* **EXERCISE INSTRUCTIONS**
Retype each line of the material exactly, please, skipping any picture in it.
* Begin INPUT *
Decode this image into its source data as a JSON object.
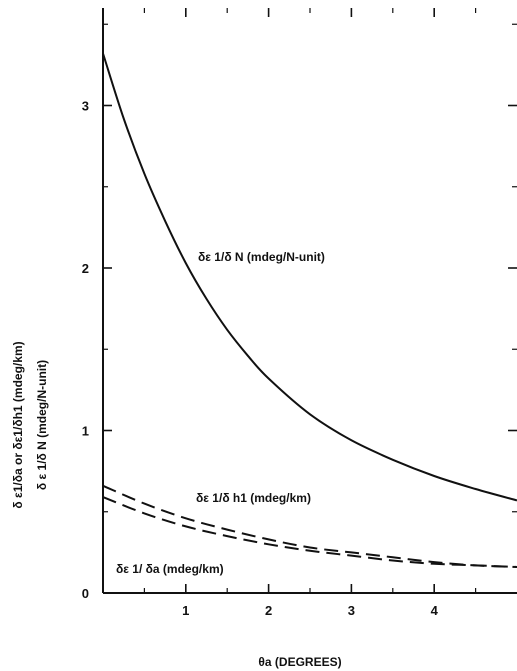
{
  "chart_data": {
    "type": "line",
    "xlabel": "θa (DEGREES)",
    "ylabel_lines": [
      "δ ε1/δa  or  δε1/δh1  (mdeg/km)",
      "δ ε 1/δ N  (mdeg/N-unit)"
    ],
    "xlim": [
      0,
      5
    ],
    "ylim": [
      0,
      3.6
    ],
    "x_ticks": [
      1,
      2,
      3,
      4
    ],
    "x_tick_labels": [
      "1",
      "2",
      "3",
      "4"
    ],
    "y_ticks": [
      0,
      1,
      2,
      3
    ],
    "y_tick_labels": [
      "0",
      "1",
      "2",
      "3"
    ],
    "grid": false,
    "legend": "none",
    "series": [
      {
        "name": "δε 1/δ N   (mdeg/N-unit)",
        "style": "solid",
        "x": [
          0,
          0.25,
          0.5,
          0.75,
          1,
          1.25,
          1.5,
          1.75,
          2,
          2.5,
          3,
          3.5,
          4,
          4.5,
          5
        ],
        "y": [
          3.32,
          2.92,
          2.58,
          2.29,
          2.03,
          1.81,
          1.62,
          1.46,
          1.32,
          1.1,
          0.94,
          0.82,
          0.72,
          0.64,
          0.57
        ]
      },
      {
        "name": "δε 1/δ h1   (mdeg/km)",
        "style": "dashed",
        "x": [
          0,
          0.5,
          1,
          1.5,
          2,
          2.5,
          3,
          3.5,
          4,
          4.5,
          5
        ],
        "y": [
          0.66,
          0.55,
          0.46,
          0.39,
          0.33,
          0.28,
          0.25,
          0.22,
          0.19,
          0.17,
          0.16
        ]
      },
      {
        "name": "δε 1/ δa   (mdeg/km)",
        "style": "dashed",
        "x": [
          0,
          0.5,
          1,
          1.5,
          2,
          2.5,
          3,
          3.5,
          4,
          4.5,
          5
        ],
        "y": [
          0.59,
          0.49,
          0.41,
          0.35,
          0.3,
          0.26,
          0.23,
          0.2,
          0.18,
          0.17,
          0.16
        ]
      }
    ]
  }
}
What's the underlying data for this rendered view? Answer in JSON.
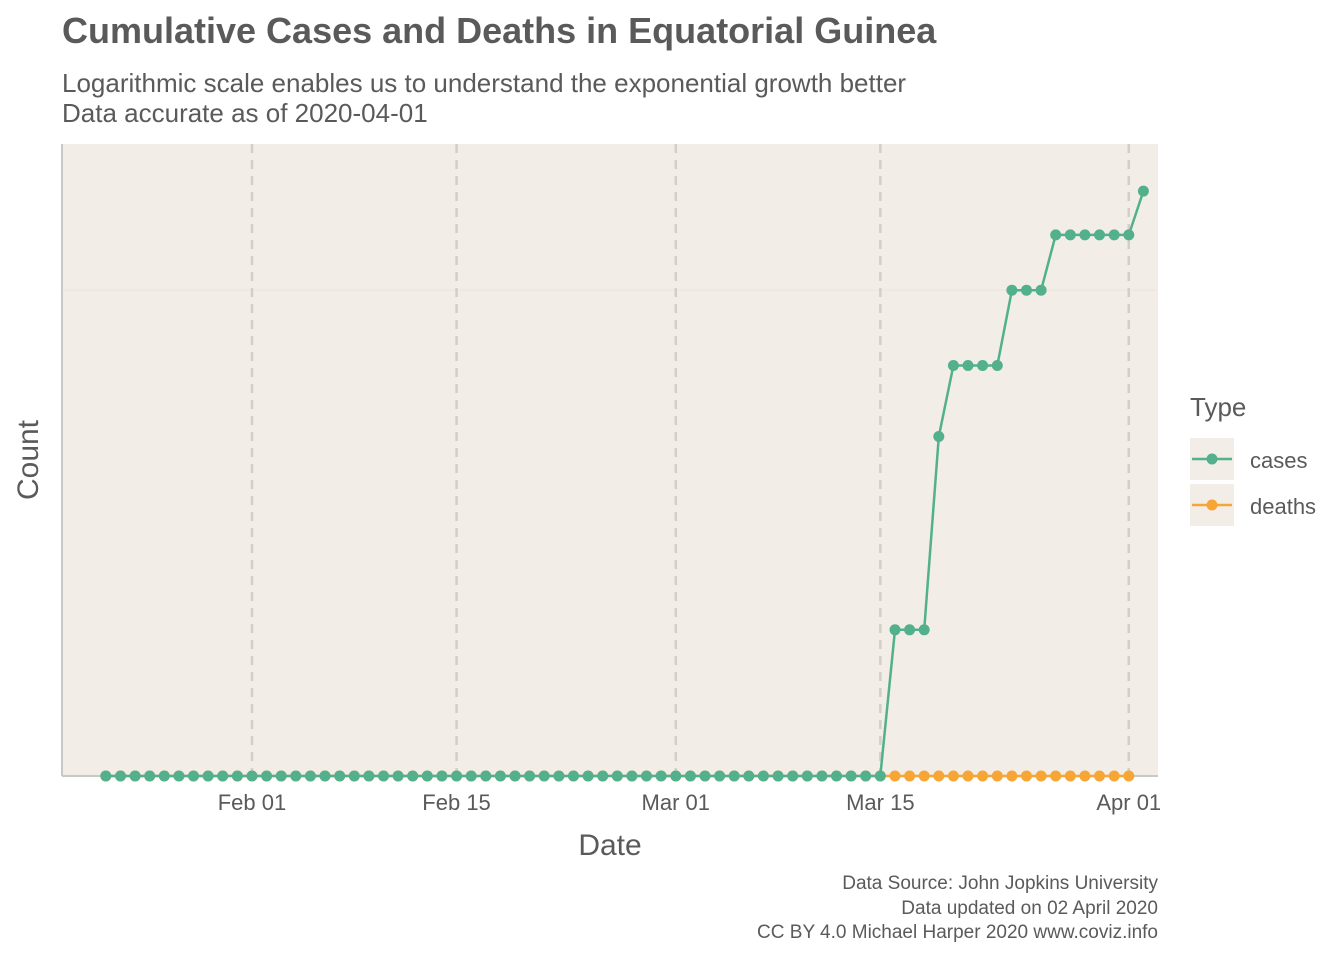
{
  "title": "Cumulative Cases and Deaths in Equatorial Guinea",
  "subtitle_lines": [
    "Logarithmic scale enables us to understand the exponential growth better",
    "Data accurate as of 2020-04-01"
  ],
  "caption_lines": [
    "Data Source: John Jopkins University",
    "Data updated on 02 April 2020",
    "CC BY 4.0 Michael Harper 2020 www.coviz.info"
  ],
  "colors": {
    "cases": "#52b08c",
    "deaths": "#f7a535",
    "panel": "#f3ede7",
    "gridline": "#d2cfcb",
    "axis": "#c8c8c8"
  },
  "chart_data": {
    "type": "line",
    "xlabel": "Date",
    "ylabel": "Count",
    "y_scale": "log10",
    "ylim": [
      1,
      20
    ],
    "x_range": [
      "2020-01-19",
      "2020-04-03"
    ],
    "x_ticks": [
      {
        "date": "2020-02-01",
        "label": "Feb 01"
      },
      {
        "date": "2020-02-15",
        "label": "Feb 15"
      },
      {
        "date": "2020-03-01",
        "label": "Mar 01"
      },
      {
        "date": "2020-03-15",
        "label": "Mar 15"
      },
      {
        "date": "2020-04-01",
        "label": "Apr 01"
      }
    ],
    "grid": {
      "x_major": "dashed",
      "y_major": "faint"
    },
    "legend": {
      "title": "Type",
      "position": "right",
      "entries": [
        "cases",
        "deaths"
      ]
    },
    "x_start": "2020-01-22",
    "x_end": "2020-04-01",
    "series": [
      {
        "name": "cases",
        "values": [
          0,
          0,
          0,
          0,
          0,
          0,
          0,
          0,
          0,
          0,
          0,
          0,
          0,
          0,
          0,
          0,
          0,
          0,
          0,
          0,
          0,
          0,
          0,
          0,
          0,
          0,
          0,
          0,
          0,
          0,
          0,
          0,
          0,
          0,
          0,
          0,
          0,
          0,
          0,
          0,
          0,
          0,
          0,
          0,
          0,
          0,
          0,
          0,
          0,
          0,
          0,
          0,
          0,
          0,
          1,
          1,
          1,
          4,
          6,
          6,
          6,
          6,
          9,
          9,
          9,
          12,
          12,
          12,
          12,
          12,
          12,
          15
        ]
      },
      {
        "name": "deaths",
        "values": [
          0,
          0,
          0,
          0,
          0,
          0,
          0,
          0,
          0,
          0,
          0,
          0,
          0,
          0,
          0,
          0,
          0,
          0,
          0,
          0,
          0,
          0,
          0,
          0,
          0,
          0,
          0,
          0,
          0,
          0,
          0,
          0,
          0,
          0,
          0,
          0,
          0,
          0,
          0,
          0,
          0,
          0,
          0,
          0,
          0,
          0,
          0,
          0,
          0,
          0,
          0,
          0,
          0,
          0,
          0,
          0,
          0,
          0,
          0,
          0,
          0,
          0,
          0,
          0,
          0,
          0,
          0,
          0,
          0,
          0,
          0
        ]
      }
    ]
  }
}
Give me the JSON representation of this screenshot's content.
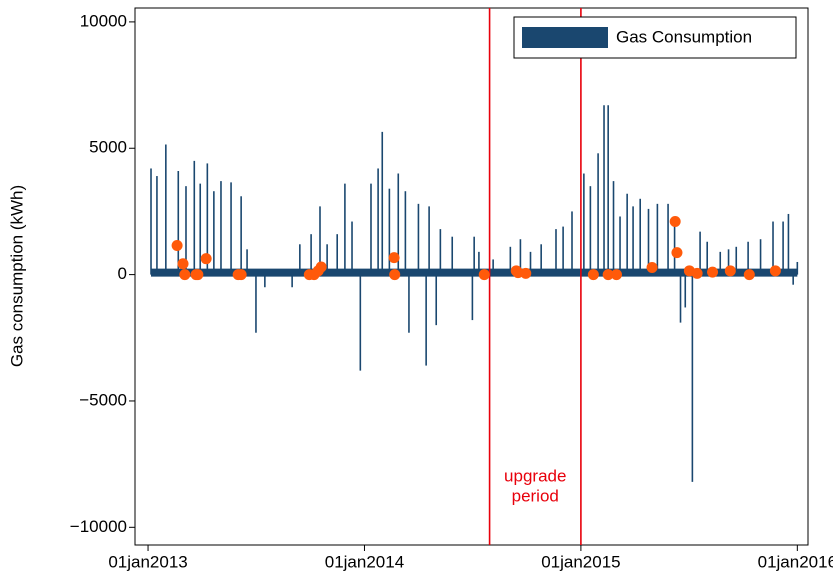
* End INPUT *
* **PROBLEM SOLUTION**
Decode this image into its source data as a JSON object.
{
  "chart_data": {
    "type": "line",
    "xlabel": "θa (DEGREES)",
    "ylabel_lines": [
      "δ ε1/δa  or  δε1/δh1  (mdeg/km)",
      "δ ε 1/δ N  (mdeg/N-unit)"
    ],
    "xlim": [
      0,
      5
    ],
    "ylim": [
      0,
      3.6
    ],
    "x_ticks": [
      1,
      2,
      3,
      4
    ],
    "x_tick_labels": [
      "1",
      "2",
      "3",
      "4"
    ],
    "y_ticks": [
      0,
      1,
      2,
      3
    ],
    "y_tick_labels": [
      "0",
      "1",
      "2",
      "3"
    ],
    "grid": false,
    "legend": "none",
    "series": [
      {
        "name": "δε 1/δ N   (mdeg/N-unit)",
        "style": "solid",
        "x": [
          0,
          0.25,
          0.5,
          0.75,
          1,
          1.25,
          1.5,
          1.75,
          2,
          2.5,
          3,
          3.5,
          4,
          4.5,
          5
        ],
        "y": [
          3.32,
          2.92,
          2.58,
          2.29,
          2.03,
          1.81,
          1.62,
          1.46,
          1.32,
          1.1,
          0.94,
          0.82,
          0.72,
          0.64,
          0.57
        ]
      },
      {
        "name": "δε 1/δ h1   (mdeg/km)",
        "style": "dashed",
        "x": [
          0,
          0.5,
          1,
          1.5,
          2,
          2.5,
          3,
          3.5,
          4,
          4.5,
          5
        ],
        "y": [
          0.66,
          0.55,
          0.46,
          0.39,
          0.33,
          0.28,
          0.25,
          0.22,
          0.19,
          0.17,
          0.16
        ]
      },
      {
        "name": "δε 1/ δa   (mdeg/km)",
        "style": "dashed",
        "x": [
          0,
          0.5,
          1,
          1.5,
          2,
          2.5,
          3,
          3.5,
          4,
          4.5,
          5
        ],
        "y": [
          0.59,
          0.49,
          0.41,
          0.35,
          0.3,
          0.26,
          0.23,
          0.2,
          0.18,
          0.17,
          0.16
        ]
      }
    ]
  }
}
What's the underlying data for this rendered view? Answer in JSON.
{
  "title": "Cumulative Cases and Deaths in Equatorial Guinea",
  "subtitle_lines": [
    "Logarithmic scale enables us to understand the exponential growth better",
    "Data accurate as of 2020-04-01"
  ],
  "caption_lines": [
    "Data Source: John Jopkins University",
    "Data updated on 02 April 2020",
    "CC BY 4.0 Michael Harper 2020 www.coviz.info"
  ],
  "colors": {
    "cases": "#52b08c",
    "deaths": "#f7a535",
    "panel": "#f3ede7",
    "gridline": "#d2cfcb",
    "axis": "#c8c8c8"
  },
  "chart_data": {
    "type": "line",
    "xlabel": "Date",
    "ylabel": "Count",
    "y_scale": "log10",
    "ylim": [
      1,
      20
    ],
    "x_range": [
      "2020-01-19",
      "2020-04-03"
    ],
    "x_ticks": [
      {
        "date": "2020-02-01",
        "label": "Feb 01"
      },
      {
        "date": "2020-02-15",
        "label": "Feb 15"
      },
      {
        "date": "2020-03-01",
        "label": "Mar 01"
      },
      {
        "date": "2020-03-15",
        "label": "Mar 15"
      },
      {
        "date": "2020-04-01",
        "label": "Apr 01"
      }
    ],
    "grid": {
      "x_major": "dashed",
      "y_major": "faint"
    },
    "legend": {
      "title": "Type",
      "position": "right",
      "entries": [
        "cases",
        "deaths"
      ]
    },
    "x_start": "2020-01-22",
    "x_end": "2020-04-01",
    "series": [
      {
        "name": "cases",
        "values": [
          0,
          0,
          0,
          0,
          0,
          0,
          0,
          0,
          0,
          0,
          0,
          0,
          0,
          0,
          0,
          0,
          0,
          0,
          0,
          0,
          0,
          0,
          0,
          0,
          0,
          0,
          0,
          0,
          0,
          0,
          0,
          0,
          0,
          0,
          0,
          0,
          0,
          0,
          0,
          0,
          0,
          0,
          0,
          0,
          0,
          0,
          0,
          0,
          0,
          0,
          0,
          0,
          0,
          0,
          1,
          1,
          1,
          4,
          6,
          6,
          6,
          6,
          9,
          9,
          9,
          12,
          12,
          12,
          12,
          12,
          12,
          15
        ]
      },
      {
        "name": "deaths",
        "values": [
          0,
          0,
          0,
          0,
          0,
          0,
          0,
          0,
          0,
          0,
          0,
          0,
          0,
          0,
          0,
          0,
          0,
          0,
          0,
          0,
          0,
          0,
          0,
          0,
          0,
          0,
          0,
          0,
          0,
          0,
          0,
          0,
          0,
          0,
          0,
          0,
          0,
          0,
          0,
          0,
          0,
          0,
          0,
          0,
          0,
          0,
          0,
          0,
          0,
          0,
          0,
          0,
          0,
          0,
          0,
          0,
          0,
          0,
          0,
          0,
          0,
          0,
          0,
          0,
          0,
          0,
          0,
          0,
          0,
          0,
          0
        ]
      }
    ]
  }
}
Give me the JSON representation of this screenshot's content.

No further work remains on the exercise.